§ WHAT IS NEEDED
Wherever the word "metode" appears in the entries, copy the whole line.

— Start GIVEN ENTRIES —

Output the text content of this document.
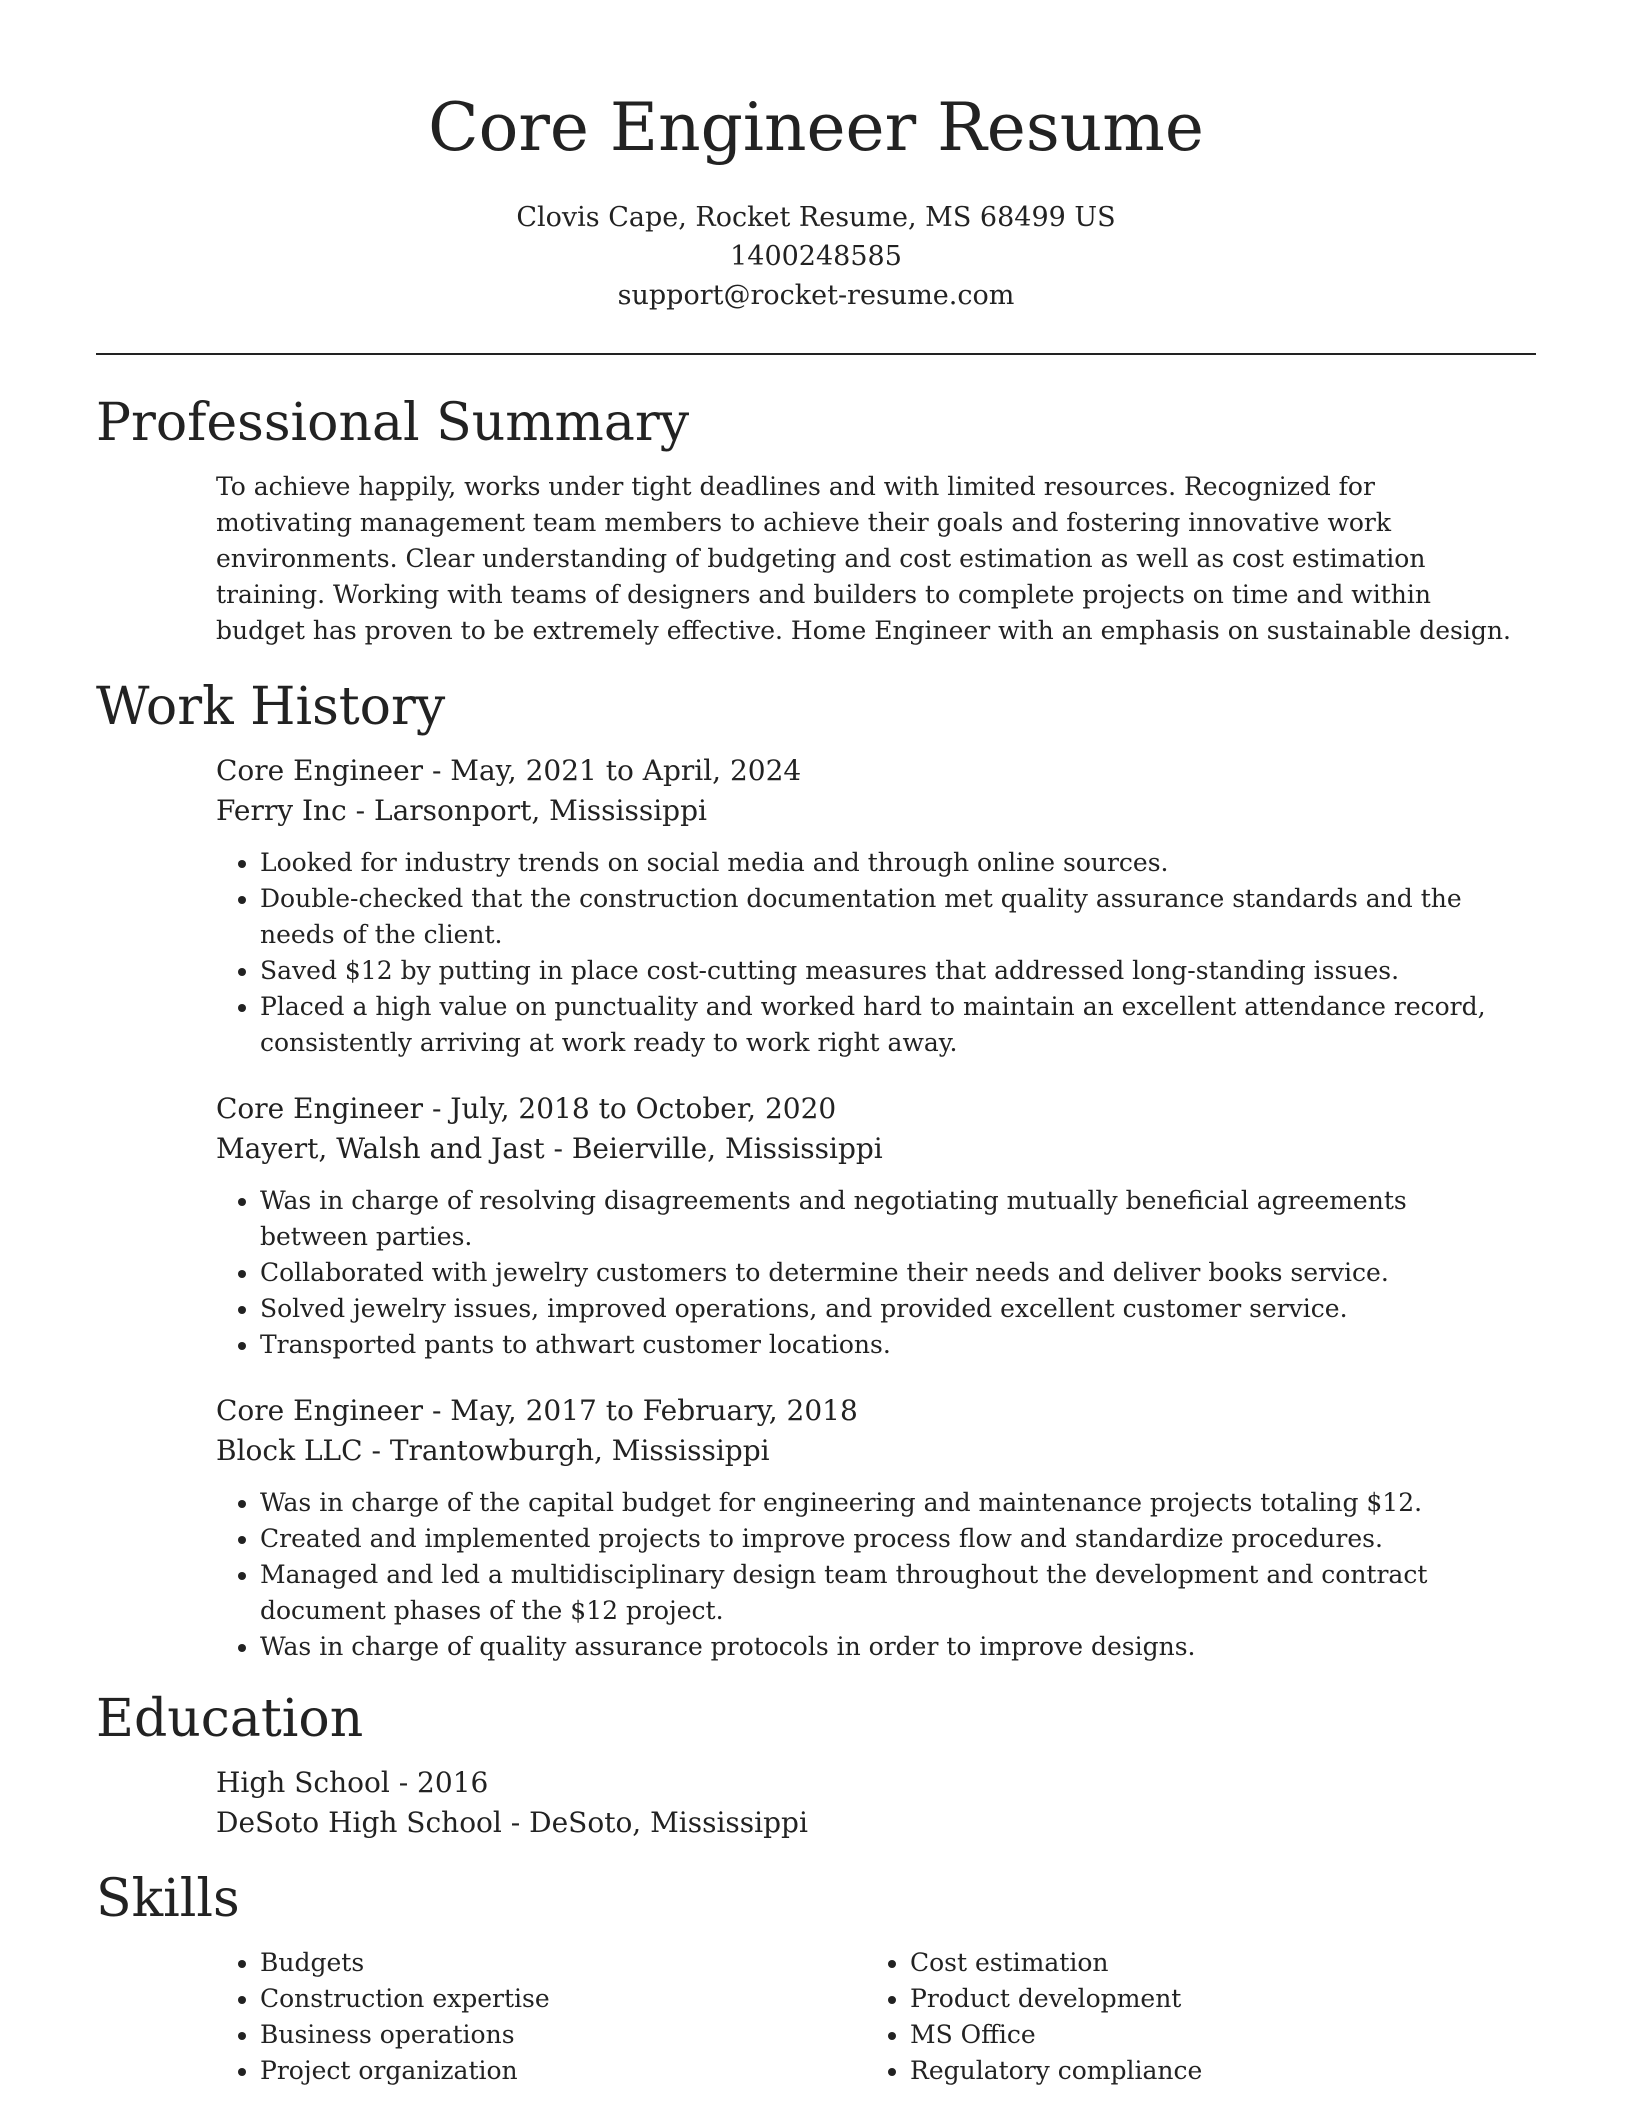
Core Engineer Resume
Clovis Cape, Rocket Resume, MS 68499 US
1400248585
support@rocket-resume.com
Professional Summary

To achieve happily, works under tight deadlines and with limited resources. Recognized for motivating management team members to achieve their goals and fostering innovative work environments. Clear understanding of budgeting and cost estimation as well as cost estimation training. Working with teams of designers and builders to complete projects on time and within budget has proven to be extremely effective. Home Engineer with an emphasis on sustainable design.

Work History
Core Engineer - May, 2021 to April, 2024
Ferry Inc - Larsonport, Mississippi
• Looked for industry trends on social media and through online sources.
• Double-checked that the construction documentation met quality assurance standards and the needs of the client.
• Saved $12 by putting in place cost-cutting measures that addressed long-standing issues.
• Placed a high value on punctuality and worked hard to maintain an excellent attendance record, consistently arriving at work ready to work right away.
Core Engineer - July, 2018 to October, 2020
Mayert, Walsh and Jast - Beierville, Mississippi
• Was in charge of resolving disagreements and negotiating mutually beneficial agreements between parties.
• Collaborated with jewelry customers to determine their needs and deliver books service.
• Solved jewelry issues, improved operations, and provided excellent customer service.
• Transported pants to athwart customer locations.
Core Engineer - May, 2017 to February, 2018
Block LLC - Trantowburgh, Mississippi
• Was in charge of the capital budget for engineering and maintenance projects totaling $12.
• Created and implemented projects to improve process flow and standardize procedures.
• Managed and led a multidisciplinary design team throughout the development and contract document phases of the $12 project.
• Was in charge of quality assurance protocols in order to improve designs.
Education
High School - 2016
DeSoto High School - DeSoto, Mississippi
Skills
• Budgets
• Construction expertise
• Business operations
• Project organization
• Cost estimation
• Product development
• MS Office
• Regulatory compliance
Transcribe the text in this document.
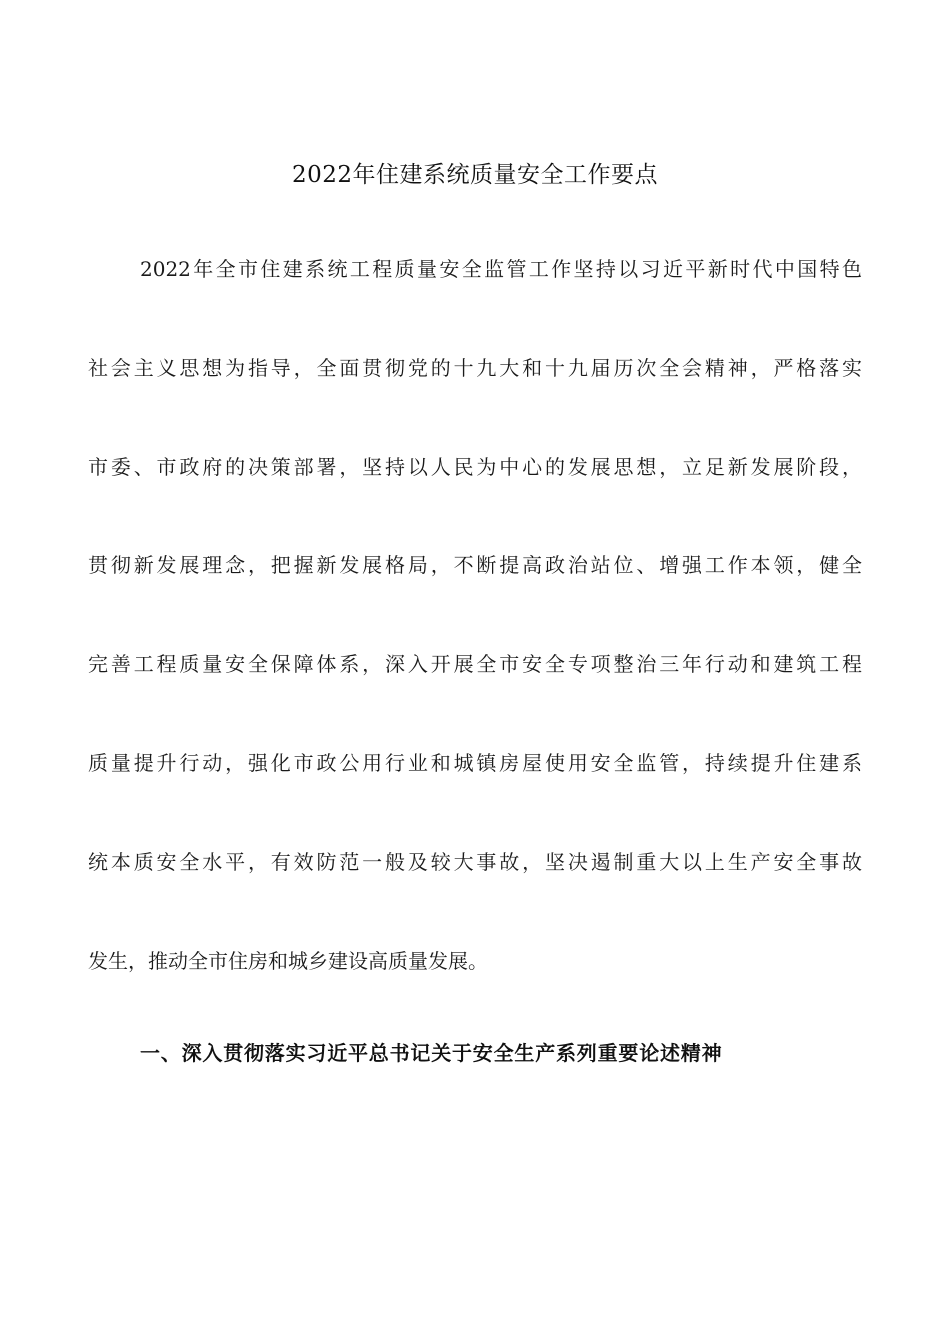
2022年住建系统质量安全工作要点
2022年全市住建系统工程质量安全监管工作坚持以习近平新时代中国特色
社会主义思想为指导，全面贯彻党的十九大和十九届历次全会精神，严格落实
市委、市政府的决策部署，坚持以人民为中心的发展思想，立足新发展阶段，
贯彻新发展理念，把握新发展格局，不断提高政治站位、增强工作本领，健全
完善工程质量安全保障体系，深入开展全市安全专项整治三年行动和建筑工程
质量提升行动，强化市政公用行业和城镇房屋使用安全监管，持续提升住建系
统本质安全水平，有效防范一般及较大事故，坚决遏制重大以上生产安全事故
发生，推动全市住房和城乡建设高质量发展。
一、深入贯彻落实习近平总书记关于安全生产系列重要论述精神
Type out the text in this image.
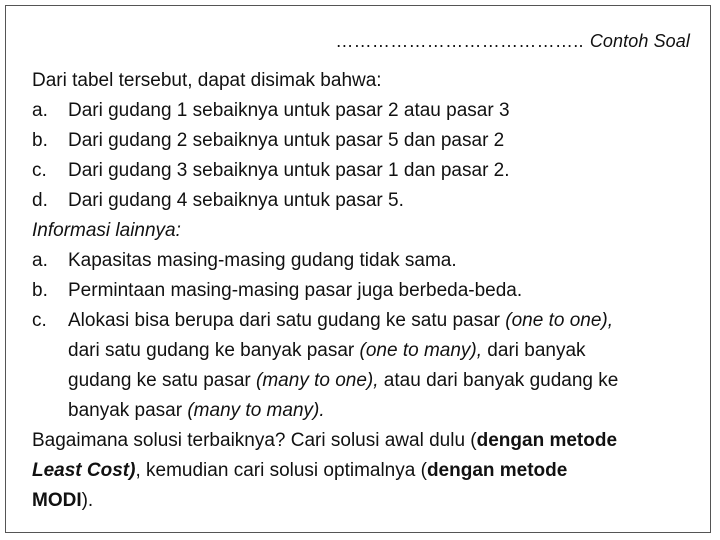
………………………………….. Contoh Soal
Dari tabel tersebut, dapat disimak bahwa:
a.	Dari gudang 1 sebaiknya untuk pasar 2 atau pasar 3
b.	Dari gudang 2 sebaiknya untuk pasar 5 dan pasar 2
c.	Dari gudang 3 sebaiknya untuk pasar 1 dan pasar 2.
d.	Dari gudang 4 sebaiknya untuk pasar 5.
Informasi lainnya:
a.	Kapasitas masing-masing gudang tidak sama.
b.	Permintaan masing-masing pasar juga berbeda-beda.
c.	Alokasi bisa berupa dari satu gudang ke satu pasar (one to one),
dari satu gudang ke banyak pasar (one to many), dari banyak
gudang ke satu pasar (many to one), atau dari banyak gudang ke
banyak pasar (many to many).
Bagaimana solusi terbaiknya? Cari solusi awal dulu (dengan metode
Least Cost), kemudian cari solusi optimalnya (dengan metode
MODI).
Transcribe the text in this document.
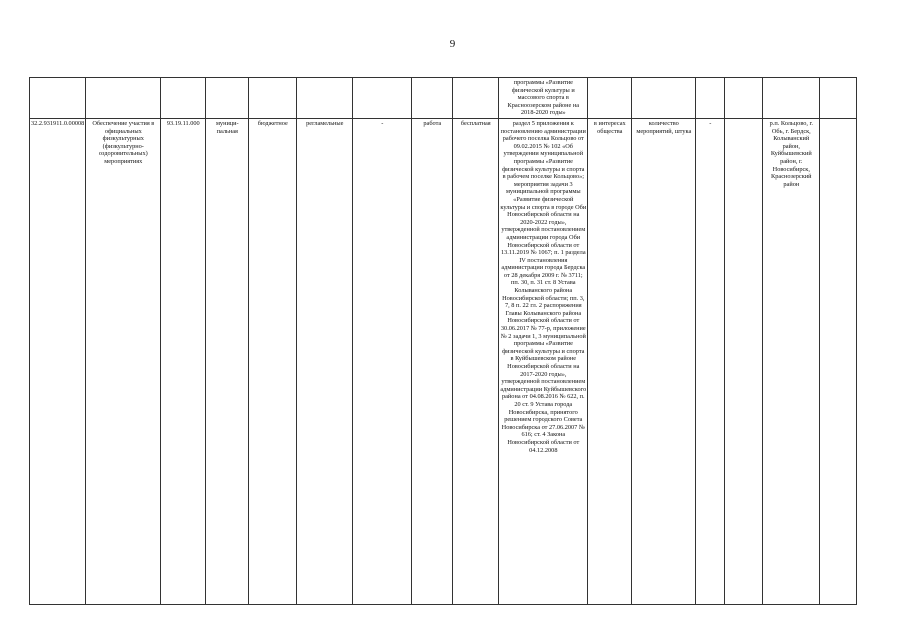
9
									программы «Развитие физической культуры и массового спорта в Красноозерском районе на 2018-2020 годы»						
32.2.931911.0.00008	Обеспечение участия в официальных физкультурных (физкультурно-оздоровительных) мероприятиях	93.19.11.000	муници-пальная	бюджетное	регламельные	-	работа	бесплатная	раздел 5 приложения к постановлению администрации рабочего поселка Кольцово от 09.02.2015 № 102 «Об утверждении муниципальной программы «Развитие физической культуры и спорта в рабочем поселке Кольцово»; мероприятия задачи 3 муниципальной программы «Развитие физической культуры и спорта в городе Оби Новосибирской области на 2020-2022 годы», утвержденной постановлением администрации города Оби Новосибирской области от 13.11.2019 № 1067; п. 1 раздела IV постановления администрации города Бердска от 28 декабря 2009 г. № 3711; пп. 30, п. 31 ст. 8 Устава Колыванского района Новосибирской области; пп. 3, 7, 8 п. 22 гл. 2 распоряжения Главы Колыванского района Новосибирской области от 30.06.2017 № 77-р, приложение № 2 задачи 1, 3 муниципальной программы «Развитие физической культуры и спорта в Куйбышевском районе Новосибирской области на 2017-2020 годы», утвержденной постановлением администрации Куйбышевского района от 04.08.2016 № 622, п. 20 ст. 9 Устава города Новосибирска, принятого решением городского Совета Новосибирска от 27.06.2007 № 616; ст. 4 Закона Новосибирской области от 04.12.2008	в интересах общества	количество мероприятий, штука	-		р.п. Кольцово, г. Обь, г. Бердск, Колыванский район, Куйбышевский район, г. Новосибирск, Краснозерский район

— End GIVEN ENTRIES —

§ SOLUTION FOR THIS TASK
Bagaimana solusi terbaiknya? Cari solusi awal dulu (dengan metode
Least Cost), kemudian cari solusi optimalnya (dengan metode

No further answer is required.